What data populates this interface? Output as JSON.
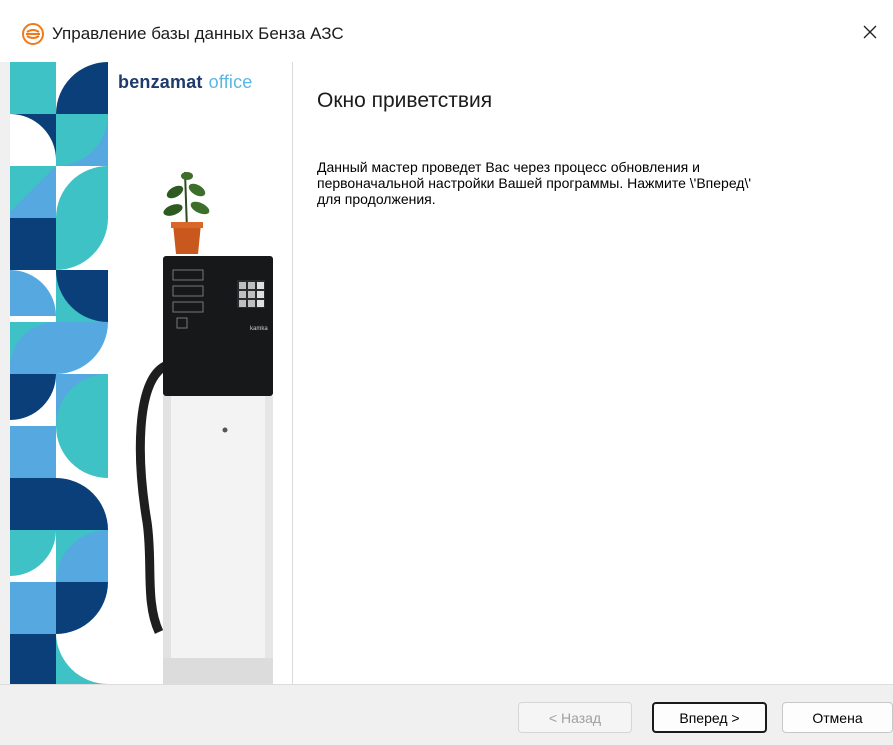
{
  "window": {
    "title": "Управление базы данных Бенза АЗС",
    "close_symbol": "✕"
  },
  "brand": {
    "part1": "benzamat",
    "part2": "office"
  },
  "pump": {
    "label": "kamka"
  },
  "content": {
    "heading": "Окно приветствия",
    "description": "Данный мастер проведет Вас через процесс обновления и\nпервоначальной настройки Вашей программы. Нажмите \\'Вперед\\'\nдля продолжения."
  },
  "buttons": {
    "back": "< Назад",
    "next": "Вперед >",
    "cancel": "Отмена"
  },
  "colors": {
    "navy": "#0b3f7a",
    "teal": "#3fc2c6",
    "light_blue": "#56a9e0",
    "brand_dark": "#1e3a6e",
    "brand_light": "#5ab6e6",
    "app_icon": "#f07a1a"
  },
  "icons": {
    "app": "benzamat-app-icon",
    "close": "close-icon"
  }
}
######
_What you will do:_ Extract the entries in full, exactly as they are, minus the pictures.

_Answer to the task:_
What data populates this interface? Output as JSON.
{
  "window": {
    "title": "Управление базы данных Бенза АЗС",
    "close_symbol": "✕"
  },
  "brand": {
    "part1": "benzamat",
    "part2": "office"
  },
  "pump": {
    "label": "kamka"
  },
  "content": {
    "heading": "Окно приветствия",
    "description": "Данный мастер проведет Вас через процесс обновления и\nпервоначальной настройки Вашей программы. Нажмите \\'Вперед\\'\nдля продолжения."
  },
  "buttons": {
    "back": "< Назад",
    "next": "Вперед >",
    "cancel": "Отмена"
  },
  "colors": {
    "navy": "#0b3f7a",
    "teal": "#3fc2c6",
    "light_blue": "#56a9e0",
    "brand_dark": "#1e3a6e",
    "brand_light": "#5ab6e6",
    "app_icon": "#f07a1a"
  },
  "icons": {
    "app": "benzamat-app-icon",
    "close": "close-icon"
  }
}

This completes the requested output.